Write out every entry word for word.
## Begin
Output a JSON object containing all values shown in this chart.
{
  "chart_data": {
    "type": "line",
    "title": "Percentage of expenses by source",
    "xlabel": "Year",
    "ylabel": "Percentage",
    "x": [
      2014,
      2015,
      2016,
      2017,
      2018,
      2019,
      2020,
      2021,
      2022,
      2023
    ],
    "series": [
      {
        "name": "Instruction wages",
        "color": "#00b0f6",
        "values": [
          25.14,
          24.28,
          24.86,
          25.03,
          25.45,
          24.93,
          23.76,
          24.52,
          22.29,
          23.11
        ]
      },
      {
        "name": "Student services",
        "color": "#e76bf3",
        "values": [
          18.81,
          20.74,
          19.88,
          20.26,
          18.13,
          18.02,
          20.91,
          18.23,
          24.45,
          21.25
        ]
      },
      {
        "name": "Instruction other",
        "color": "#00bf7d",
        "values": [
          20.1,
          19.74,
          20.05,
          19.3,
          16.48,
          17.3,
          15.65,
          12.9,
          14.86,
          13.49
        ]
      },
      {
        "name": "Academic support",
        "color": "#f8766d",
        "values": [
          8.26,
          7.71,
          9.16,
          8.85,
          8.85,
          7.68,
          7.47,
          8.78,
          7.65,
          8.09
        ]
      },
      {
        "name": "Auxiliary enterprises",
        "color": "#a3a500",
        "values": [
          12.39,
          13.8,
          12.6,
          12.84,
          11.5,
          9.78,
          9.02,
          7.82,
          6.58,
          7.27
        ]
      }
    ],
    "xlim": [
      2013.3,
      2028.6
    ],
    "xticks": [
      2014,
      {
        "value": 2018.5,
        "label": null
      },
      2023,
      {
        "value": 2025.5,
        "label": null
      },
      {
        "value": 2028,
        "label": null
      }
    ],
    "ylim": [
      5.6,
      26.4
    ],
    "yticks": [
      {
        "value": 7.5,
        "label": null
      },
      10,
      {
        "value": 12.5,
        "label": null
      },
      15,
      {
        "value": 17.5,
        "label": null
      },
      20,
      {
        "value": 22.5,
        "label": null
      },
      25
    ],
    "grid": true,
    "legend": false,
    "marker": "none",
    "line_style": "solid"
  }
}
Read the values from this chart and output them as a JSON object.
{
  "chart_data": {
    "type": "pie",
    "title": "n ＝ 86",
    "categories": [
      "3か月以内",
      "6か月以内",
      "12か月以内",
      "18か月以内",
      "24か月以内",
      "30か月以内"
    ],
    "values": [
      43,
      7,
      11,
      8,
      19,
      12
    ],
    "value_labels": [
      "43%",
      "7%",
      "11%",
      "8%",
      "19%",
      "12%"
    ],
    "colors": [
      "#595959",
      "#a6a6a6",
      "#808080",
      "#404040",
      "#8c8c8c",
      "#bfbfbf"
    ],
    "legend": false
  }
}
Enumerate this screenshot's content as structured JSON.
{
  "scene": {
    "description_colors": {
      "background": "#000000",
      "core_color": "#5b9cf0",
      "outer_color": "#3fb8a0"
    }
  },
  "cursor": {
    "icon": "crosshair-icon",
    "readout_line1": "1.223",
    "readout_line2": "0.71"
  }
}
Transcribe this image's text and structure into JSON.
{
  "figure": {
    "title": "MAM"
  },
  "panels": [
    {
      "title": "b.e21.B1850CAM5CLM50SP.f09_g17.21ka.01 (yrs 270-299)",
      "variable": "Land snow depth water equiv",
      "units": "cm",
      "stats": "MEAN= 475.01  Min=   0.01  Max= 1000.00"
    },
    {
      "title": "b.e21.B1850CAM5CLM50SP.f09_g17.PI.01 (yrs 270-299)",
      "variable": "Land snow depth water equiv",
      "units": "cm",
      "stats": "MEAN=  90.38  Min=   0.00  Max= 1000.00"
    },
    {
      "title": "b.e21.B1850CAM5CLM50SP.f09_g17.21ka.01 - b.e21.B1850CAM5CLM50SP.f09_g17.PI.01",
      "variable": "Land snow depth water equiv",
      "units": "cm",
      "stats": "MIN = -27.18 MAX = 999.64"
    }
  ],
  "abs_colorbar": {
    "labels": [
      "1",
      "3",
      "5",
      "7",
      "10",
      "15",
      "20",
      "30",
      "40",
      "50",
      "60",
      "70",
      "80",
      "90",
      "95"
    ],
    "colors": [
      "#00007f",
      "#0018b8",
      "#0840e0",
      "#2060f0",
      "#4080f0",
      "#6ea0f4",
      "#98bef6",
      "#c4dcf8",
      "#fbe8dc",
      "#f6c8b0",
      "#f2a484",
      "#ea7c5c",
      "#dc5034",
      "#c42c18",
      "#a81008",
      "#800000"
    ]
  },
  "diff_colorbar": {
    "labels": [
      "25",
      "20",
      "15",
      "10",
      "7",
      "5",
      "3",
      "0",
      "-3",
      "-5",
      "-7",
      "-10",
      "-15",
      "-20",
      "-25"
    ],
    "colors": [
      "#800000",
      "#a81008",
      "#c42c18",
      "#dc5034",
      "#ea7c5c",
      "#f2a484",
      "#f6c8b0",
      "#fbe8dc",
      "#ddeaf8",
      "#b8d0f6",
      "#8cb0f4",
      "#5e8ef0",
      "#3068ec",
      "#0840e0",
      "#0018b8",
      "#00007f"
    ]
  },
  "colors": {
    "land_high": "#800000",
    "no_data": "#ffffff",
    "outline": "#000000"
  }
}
## End
_Correct answer_
Output a JSON object containing all values shown in this chart.
{
  "chart_data": {
    "type": "line",
    "title": "Percentage of expenses by source",
    "xlabel": "Year",
    "ylabel": "Percentage",
    "x": [
      2014,
      2015,
      2016,
      2017,
      2018,
      2019,
      2020,
      2021,
      2022,
      2023
    ],
    "series": [
      {
        "name": "Instruction wages",
        "color": "#00b0f6",
        "values": [
          25.14,
          24.28,
          24.86,
          25.03,
          25.45,
          24.93,
          23.76,
          24.52,
          22.29,
          23.11
        ]
      },
      {
        "name": "Student services",
        "color": "#e76bf3",
        "values": [
          18.81,
          20.74,
          19.88,
          20.26,
          18.13,
          18.02,
          20.91,
          18.23,
          24.45,
          21.25
        ]
      },
      {
        "name": "Instruction other",
        "color": "#00bf7d",
        "values": [
          20.1,
          19.74,
          20.05,
          19.3,
          16.48,
          17.3,
          15.65,
          12.9,
          14.86,
          13.49
        ]
      },
      {
        "name": "Academic support",
        "color": "#f8766d",
        "values": [
          8.26,
          7.71,
          9.16,
          8.85,
          8.85,
          7.68,
          7.47,
          8.78,
          7.65,
          8.09
        ]
      },
      {
        "name": "Auxiliary enterprises",
        "color": "#a3a500",
        "values": [
          12.39,
          13.8,
          12.6,
          12.84,
          11.5,
          9.78,
          9.02,
          7.82,
          6.58,
          7.27
        ]
      }
    ],
    "xlim": [
      2013.3,
      2028.6
    ],
    "xticks": [
      2014,
      {
        "value": 2018.5,
        "label": null
      },
      2023,
      {
        "value": 2025.5,
        "label": null
      },
      {
        "value": 2028,
        "label": null
      }
    ],
    "ylim": [
      5.6,
      26.4
    ],
    "yticks": [
      {
        "value": 7.5,
        "label": null
      },
      10,
      {
        "value": 12.5,
        "label": null
      },
      15,
      {
        "value": 17.5,
        "label": null
      },
      20,
      {
        "value": 22.5,
        "label": null
      },
      25
    ],
    "grid": true,
    "legend": false,
    "marker": "none",
    "line_style": "solid"
  }
}
Read the values from this chart and output them as a JSON object.
{
  "chart_data": {
    "type": "pie",
    "title": "n ＝ 86",
    "categories": [
      "3か月以内",
      "6か月以内",
      "12か月以内",
      "18か月以内",
      "24か月以内",
      "30か月以内"
    ],
    "values": [
      43,
      7,
      11,
      8,
      19,
      12
    ],
    "value_labels": [
      "43%",
      "7%",
      "11%",
      "8%",
      "19%",
      "12%"
    ],
    "colors": [
      "#595959",
      "#a6a6a6",
      "#808080",
      "#404040",
      "#8c8c8c",
      "#bfbfbf"
    ],
    "legend": false
  }
}
Enumerate this screenshot's content as structured JSON.
{
  "scene": {
    "description_colors": {
      "background": "#000000",
      "core_color": "#5b9cf0",
      "outer_color": "#3fb8a0"
    }
  },
  "cursor": {
    "icon": "crosshair-icon",
    "readout_line1": "1.223",
    "readout_line2": "0.71"
  }
}
Transcribe this image's text and structure into JSON.
{
  "figure": {
    "title": "MAM"
  },
  "panels": [
    {
      "title": "b.e21.B1850CAM5CLM50SP.f09_g17.21ka.01 (yrs 270-299)",
      "variable": "Land snow depth water equiv",
      "units": "cm",
      "stats": "MEAN= 475.01  Min=   0.01  Max= 1000.00"
    },
    {
      "title": "b.e21.B1850CAM5CLM50SP.f09_g17.PI.01 (yrs 270-299)",
      "variable": "Land snow depth water equiv",
      "units": "cm",
      "stats": "MEAN=  90.38  Min=   0.00  Max= 1000.00"
    },
    {
      "title": "b.e21.B1850CAM5CLM50SP.f09_g17.21ka.01 - b.e21.B1850CAM5CLM50SP.f09_g17.PI.01",
      "variable": "Land snow depth water equiv",
      "units": "cm",
      "stats": "MIN = -27.18 MAX = 999.64"
    }
  ],
  "abs_colorbar": {
    "labels": [
      "1",
      "3",
      "5",
      "7",
      "10",
      "15",
      "20",
      "30",
      "40",
      "50",
      "60",
      "70",
      "80",
      "90",
      "95"
    ],
    "colors": [
      "#00007f",
      "#0018b8",
      "#0840e0",
      "#2060f0",
      "#4080f0",
      "#6ea0f4",
      "#98bef6",
      "#c4dcf8",
      "#fbe8dc",
      "#f6c8b0",
      "#f2a484",
      "#ea7c5c",
      "#dc5034",
      "#c42c18",
      "#a81008",
      "#800000"
    ]
  },
  "diff_colorbar": {
    "labels": [
      "25",
      "20",
      "15",
      "10",
      "7",
      "5",
      "3",
      "0",
      "-3",
      "-5",
      "-7",
      "-10",
      "-15",
      "-20",
      "-25"
    ],
    "colors": [
      "#800000",
      "#a81008",
      "#c42c18",
      "#dc5034",
      "#ea7c5c",
      "#f2a484",
      "#f6c8b0",
      "#fbe8dc",
      "#ddeaf8",
      "#b8d0f6",
      "#8cb0f4",
      "#5e8ef0",
      "#3068ec",
      "#0840e0",
      "#0018b8",
      "#00007f"
    ]
  },
  "colors": {
    "land_high": "#800000",
    "no_data": "#ffffff",
    "outline": "#000000"
  }
}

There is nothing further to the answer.